::: Material to process

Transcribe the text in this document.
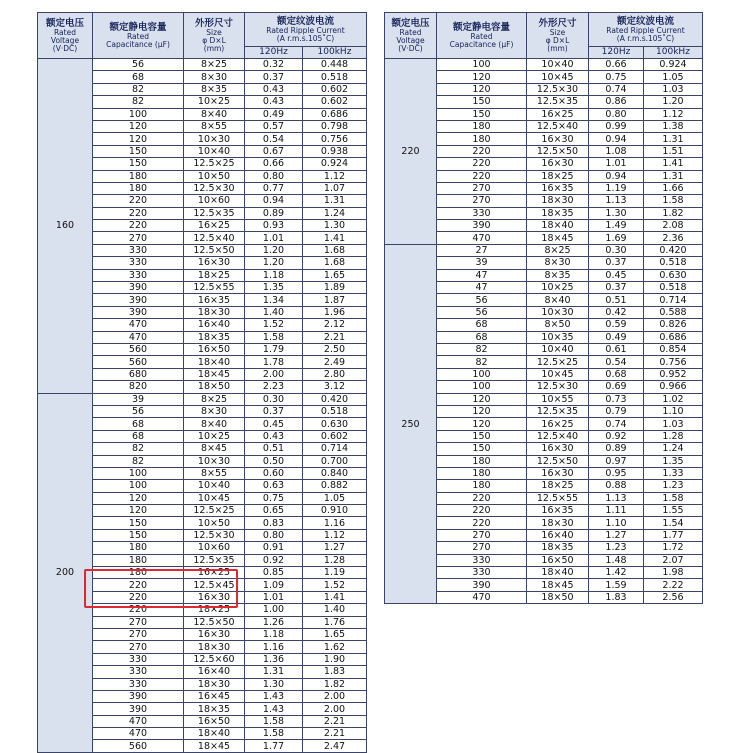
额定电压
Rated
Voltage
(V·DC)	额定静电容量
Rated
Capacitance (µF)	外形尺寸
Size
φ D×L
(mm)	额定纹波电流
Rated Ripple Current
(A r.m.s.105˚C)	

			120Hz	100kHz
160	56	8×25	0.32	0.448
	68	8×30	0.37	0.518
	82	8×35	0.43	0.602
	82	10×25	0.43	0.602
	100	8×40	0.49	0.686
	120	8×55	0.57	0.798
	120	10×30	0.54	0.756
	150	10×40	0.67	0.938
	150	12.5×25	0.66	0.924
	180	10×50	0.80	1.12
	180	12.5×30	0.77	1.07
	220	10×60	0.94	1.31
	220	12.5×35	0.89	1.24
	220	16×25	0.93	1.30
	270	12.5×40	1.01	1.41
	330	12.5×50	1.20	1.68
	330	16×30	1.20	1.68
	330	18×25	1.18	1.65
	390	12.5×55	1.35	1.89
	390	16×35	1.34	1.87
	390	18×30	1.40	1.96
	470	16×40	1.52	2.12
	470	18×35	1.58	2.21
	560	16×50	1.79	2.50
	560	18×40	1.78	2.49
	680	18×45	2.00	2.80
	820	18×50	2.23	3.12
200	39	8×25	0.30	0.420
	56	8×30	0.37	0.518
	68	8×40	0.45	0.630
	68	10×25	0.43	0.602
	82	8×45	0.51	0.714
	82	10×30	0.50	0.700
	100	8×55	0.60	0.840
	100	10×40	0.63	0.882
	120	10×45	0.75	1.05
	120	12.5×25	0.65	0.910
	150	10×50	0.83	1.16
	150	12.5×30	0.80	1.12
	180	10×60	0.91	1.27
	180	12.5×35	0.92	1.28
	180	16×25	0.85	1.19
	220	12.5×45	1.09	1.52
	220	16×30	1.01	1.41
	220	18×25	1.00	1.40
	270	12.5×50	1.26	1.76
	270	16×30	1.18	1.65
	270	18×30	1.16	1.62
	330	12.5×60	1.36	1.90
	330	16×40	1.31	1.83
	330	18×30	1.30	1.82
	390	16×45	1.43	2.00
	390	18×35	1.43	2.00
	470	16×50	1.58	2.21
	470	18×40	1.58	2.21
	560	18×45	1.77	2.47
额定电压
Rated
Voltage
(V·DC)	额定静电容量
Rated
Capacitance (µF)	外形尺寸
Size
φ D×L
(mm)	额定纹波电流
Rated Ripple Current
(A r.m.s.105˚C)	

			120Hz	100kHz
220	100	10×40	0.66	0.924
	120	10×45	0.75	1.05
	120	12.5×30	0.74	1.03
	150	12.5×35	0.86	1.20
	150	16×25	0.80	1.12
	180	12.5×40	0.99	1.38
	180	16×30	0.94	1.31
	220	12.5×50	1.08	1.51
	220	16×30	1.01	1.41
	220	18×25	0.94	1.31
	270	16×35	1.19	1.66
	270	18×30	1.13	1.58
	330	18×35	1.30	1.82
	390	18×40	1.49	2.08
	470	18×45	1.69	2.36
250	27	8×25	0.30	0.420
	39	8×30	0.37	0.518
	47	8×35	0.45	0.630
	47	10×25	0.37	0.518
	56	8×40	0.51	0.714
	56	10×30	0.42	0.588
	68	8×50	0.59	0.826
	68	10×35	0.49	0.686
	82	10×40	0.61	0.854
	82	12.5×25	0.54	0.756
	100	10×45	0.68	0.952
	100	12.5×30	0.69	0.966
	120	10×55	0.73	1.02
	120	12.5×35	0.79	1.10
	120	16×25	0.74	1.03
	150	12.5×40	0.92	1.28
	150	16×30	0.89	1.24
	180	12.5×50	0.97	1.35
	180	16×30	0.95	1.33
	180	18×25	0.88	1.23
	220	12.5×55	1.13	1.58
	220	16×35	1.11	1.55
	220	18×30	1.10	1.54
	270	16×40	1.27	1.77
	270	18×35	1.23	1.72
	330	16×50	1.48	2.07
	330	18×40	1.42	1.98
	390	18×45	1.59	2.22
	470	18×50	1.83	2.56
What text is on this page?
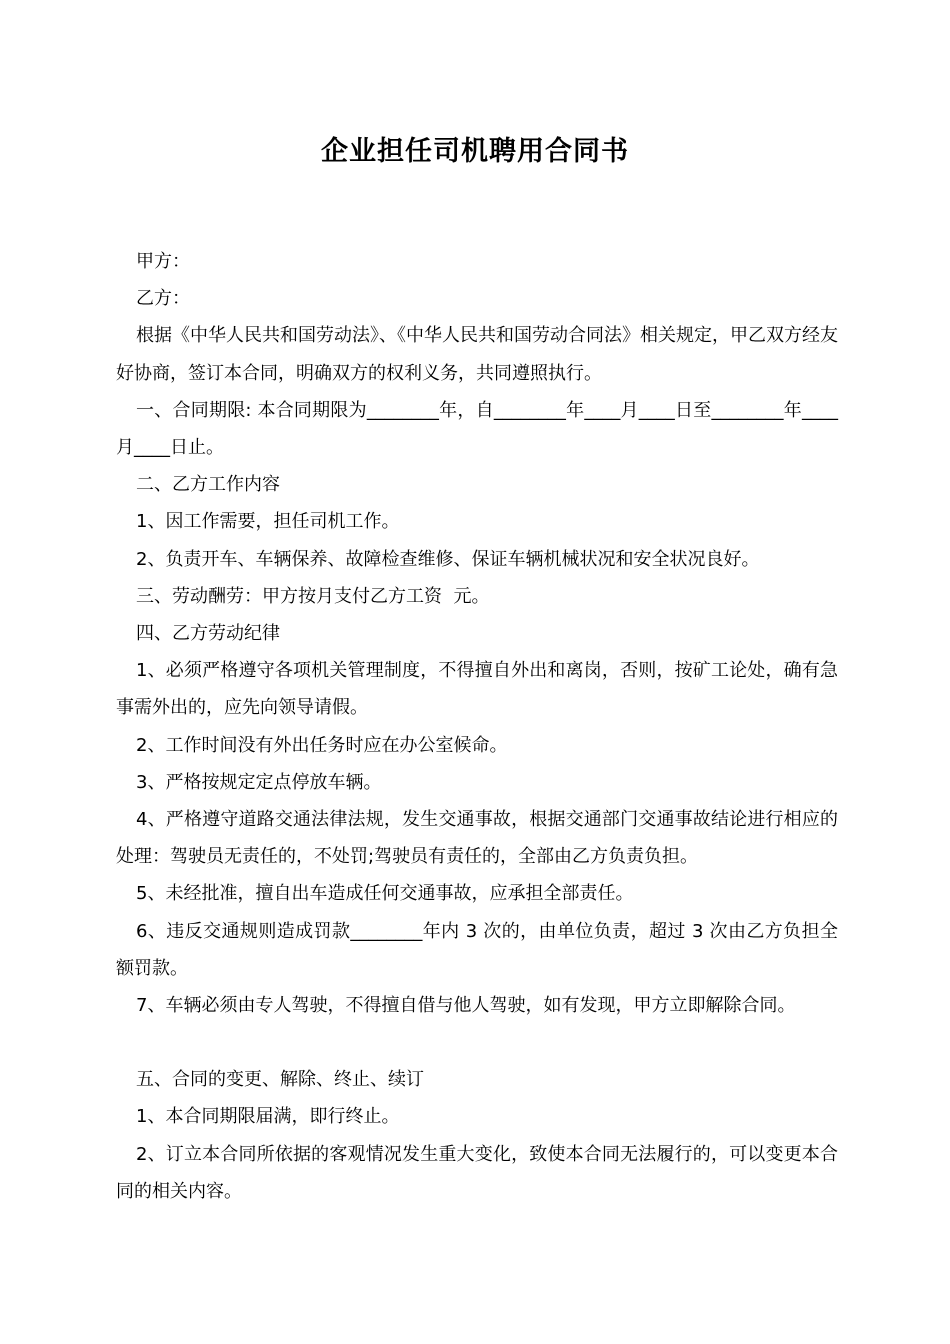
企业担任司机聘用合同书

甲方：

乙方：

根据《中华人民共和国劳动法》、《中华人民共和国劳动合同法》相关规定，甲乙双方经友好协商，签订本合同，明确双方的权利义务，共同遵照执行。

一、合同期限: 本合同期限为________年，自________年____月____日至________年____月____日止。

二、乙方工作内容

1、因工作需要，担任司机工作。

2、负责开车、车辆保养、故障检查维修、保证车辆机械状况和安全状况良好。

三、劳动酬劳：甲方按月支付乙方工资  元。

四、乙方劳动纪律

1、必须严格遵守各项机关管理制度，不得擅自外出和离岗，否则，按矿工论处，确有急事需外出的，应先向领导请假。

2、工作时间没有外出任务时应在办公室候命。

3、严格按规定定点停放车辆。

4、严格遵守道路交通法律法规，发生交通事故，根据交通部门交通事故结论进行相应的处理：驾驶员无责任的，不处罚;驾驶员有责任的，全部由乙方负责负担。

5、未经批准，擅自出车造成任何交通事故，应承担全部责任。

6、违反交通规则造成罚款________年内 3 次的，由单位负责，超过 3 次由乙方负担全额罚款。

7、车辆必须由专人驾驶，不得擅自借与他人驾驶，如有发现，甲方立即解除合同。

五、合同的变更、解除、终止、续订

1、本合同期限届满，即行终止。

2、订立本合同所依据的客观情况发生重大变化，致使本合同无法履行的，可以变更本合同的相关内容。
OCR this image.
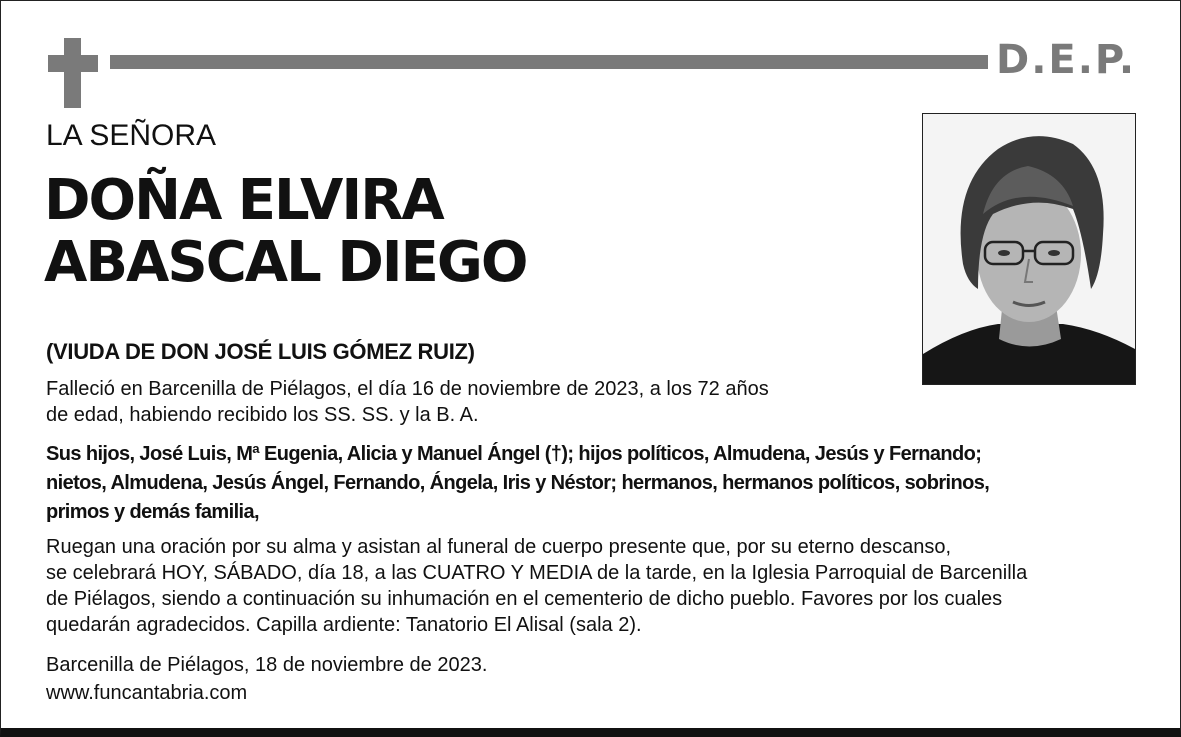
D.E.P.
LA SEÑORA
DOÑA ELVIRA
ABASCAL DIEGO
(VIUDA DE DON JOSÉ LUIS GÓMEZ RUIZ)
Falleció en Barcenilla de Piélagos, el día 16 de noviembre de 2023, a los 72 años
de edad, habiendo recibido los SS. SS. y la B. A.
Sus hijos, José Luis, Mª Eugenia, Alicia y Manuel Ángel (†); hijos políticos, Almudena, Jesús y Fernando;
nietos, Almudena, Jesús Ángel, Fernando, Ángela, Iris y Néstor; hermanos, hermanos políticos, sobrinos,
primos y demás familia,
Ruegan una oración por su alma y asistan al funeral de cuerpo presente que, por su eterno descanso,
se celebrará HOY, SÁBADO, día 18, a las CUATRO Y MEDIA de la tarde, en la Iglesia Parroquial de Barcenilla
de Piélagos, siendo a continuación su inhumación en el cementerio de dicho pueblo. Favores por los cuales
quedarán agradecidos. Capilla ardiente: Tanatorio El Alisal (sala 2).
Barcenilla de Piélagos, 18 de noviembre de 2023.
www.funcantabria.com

::::::

Pictures in the records above are left out; print everything else exactly as written.

Response to this task:
Transcribe the text in this document.
额定电压
Rated
Voltage
(V·DC)	额定静电容量
Rated
Capacitance (µF)	外形尺寸
Size
φ D×L
(mm)	额定纹波电流
Rated Ripple Current
(A r.m.s.105˚C)	

			120Hz	100kHz
160	56	8×25	0.32	0.448
	68	8×30	0.37	0.518
	82	8×35	0.43	0.602
	82	10×25	0.43	0.602
	100	8×40	0.49	0.686
	120	8×55	0.57	0.798
	120	10×30	0.54	0.756
	150	10×40	0.67	0.938
	150	12.5×25	0.66	0.924
	180	10×50	0.80	1.12
	180	12.5×30	0.77	1.07
	220	10×60	0.94	1.31
	220	12.5×35	0.89	1.24
	220	16×25	0.93	1.30
	270	12.5×40	1.01	1.41
	330	12.5×50	1.20	1.68
	330	16×30	1.20	1.68
	330	18×25	1.18	1.65
	390	12.5×55	1.35	1.89
	390	16×35	1.34	1.87
	390	18×30	1.40	1.96
	470	16×40	1.52	2.12
	470	18×35	1.58	2.21
	560	16×50	1.79	2.50
	560	18×40	1.78	2.49
	680	18×45	2.00	2.80
	820	18×50	2.23	3.12
200	39	8×25	0.30	0.420
	56	8×30	0.37	0.518
	68	8×40	0.45	0.630
	68	10×25	0.43	0.602
	82	8×45	0.51	0.714
	82	10×30	0.50	0.700
	100	8×55	0.60	0.840
	100	10×40	0.63	0.882
	120	10×45	0.75	1.05
	120	12.5×25	0.65	0.910
	150	10×50	0.83	1.16
	150	12.5×30	0.80	1.12
	180	10×60	0.91	1.27
	180	12.5×35	0.92	1.28
	180	16×25	0.85	1.19
	220	12.5×45	1.09	1.52
	220	16×30	1.01	1.41
	220	18×25	1.00	1.40
	270	12.5×50	1.26	1.76
	270	16×30	1.18	1.65
	270	18×30	1.16	1.62
	330	12.5×60	1.36	1.90
	330	16×40	1.31	1.83
	330	18×30	1.30	1.82
	390	16×45	1.43	2.00
	390	18×35	1.43	2.00
	470	16×50	1.58	2.21
	470	18×40	1.58	2.21
	560	18×45	1.77	2.47
额定电压
Rated
Voltage
(V·DC)	额定静电容量
Rated
Capacitance (µF)	外形尺寸
Size
φ D×L
(mm)	额定纹波电流
Rated Ripple Current
(A r.m.s.105˚C)	

			120Hz	100kHz
220	100	10×40	0.66	0.924
	120	10×45	0.75	1.05
	120	12.5×30	0.74	1.03
	150	12.5×35	0.86	1.20
	150	16×25	0.80	1.12
	180	12.5×40	0.99	1.38
	180	16×30	0.94	1.31
	220	12.5×50	1.08	1.51
	220	16×30	1.01	1.41
	220	18×25	0.94	1.31
	270	16×35	1.19	1.66
	270	18×30	1.13	1.58
	330	18×35	1.30	1.82
	390	18×40	1.49	2.08
	470	18×45	1.69	2.36
250	27	8×25	0.30	0.420
	39	8×30	0.37	0.518
	47	8×35	0.45	0.630
	47	10×25	0.37	0.518
	56	8×40	0.51	0.714
	56	10×30	0.42	0.588
	68	8×50	0.59	0.826
	68	10×35	0.49	0.686
	82	10×40	0.61	0.854
	82	12.5×25	0.54	0.756
	100	10×45	0.68	0.952
	100	12.5×30	0.69	0.966
	120	10×55	0.73	1.02
	120	12.5×35	0.79	1.10
	120	16×25	0.74	1.03
	150	12.5×40	0.92	1.28
	150	16×30	0.89	1.24
	180	12.5×50	0.97	1.35
	180	16×30	0.95	1.33
	180	18×25	0.88	1.23
	220	12.5×55	1.13	1.58
	220	16×35	1.11	1.55
	220	18×30	1.10	1.54
	270	16×40	1.27	1.77
	270	18×35	1.23	1.72
	330	16×50	1.48	2.07
	330	18×40	1.42	1.98
	390	18×45	1.59	2.22
	470	18×50	1.83	2.56
What text is on this page?
企业担任司机聘用合同书

甲方：

乙方：

根据《中华人民共和国劳动法》、《中华人民共和国劳动合同法》相关规定，甲乙双方经友好协商，签订本合同，明确双方的权利义务，共同遵照执行。

一、合同期限: 本合同期限为________年，自________年____月____日至________年____月____日止。

二、乙方工作内容

1、因工作需要，担任司机工作。

2、负责开车、车辆保养、故障检查维修、保证车辆机械状况和安全状况良好。

三、劳动酬劳：甲方按月支付乙方工资  元。

四、乙方劳动纪律

1、必须严格遵守各项机关管理制度，不得擅自外出和离岗，否则，按矿工论处，确有急事需外出的，应先向领导请假。

2、工作时间没有外出任务时应在办公室候命。

3、严格按规定定点停放车辆。

4、严格遵守道路交通法律法规，发生交通事故，根据交通部门交通事故结论进行相应的处理：驾驶员无责任的，不处罚;驾驶员有责任的，全部由乙方负责负担。

5、未经批准，擅自出车造成任何交通事故，应承担全部责任。

6、违反交通规则造成罚款________年内 3 次的，由单位负责，超过 3 次由乙方负担全额罚款。

7、车辆必须由专人驾驶，不得擅自借与他人驾驶，如有发现，甲方立即解除合同。

五、合同的变更、解除、终止、续订

1、本合同期限届满，即行终止。

2、订立本合同所依据的客观情况发生重大变化，致使本合同无法履行的，可以变更本合同的相关内容。
OCR this image.
D.E.P.
LA SEÑORA
DOÑA ELVIRA
ABASCAL DIEGO
(VIUDA DE DON JOSÉ LUIS GÓMEZ RUIZ)
Falleció en Barcenilla de Piélagos, el día 16 de noviembre de 2023, a los 72 años
de edad, habiendo recibido los SS. SS. y la B. A.
Sus hijos, José Luis, Mª Eugenia, Alicia y Manuel Ángel (†); hijos políticos, Almudena, Jesús y Fernando;
nietos, Almudena, Jesús Ángel, Fernando, Ángela, Iris y Néstor; hermanos, hermanos políticos, sobrinos,
primos y demás familia,
Ruegan una oración por su alma y asistan al funeral de cuerpo presente que, por su eterno descanso,
se celebrará HOY, SÁBADO, día 18, a las CUATRO Y MEDIA de la tarde, en la Iglesia Parroquial de Barcenilla
de Piélagos, siendo a continuación su inhumación en el cementerio de dicho pueblo. Favores por los cuales
quedarán agradecidos. Capilla ardiente: Tanatorio El Alisal (sala 2).
Barcenilla de Piélagos, 18 de noviembre de 2023.
www.funcantabria.com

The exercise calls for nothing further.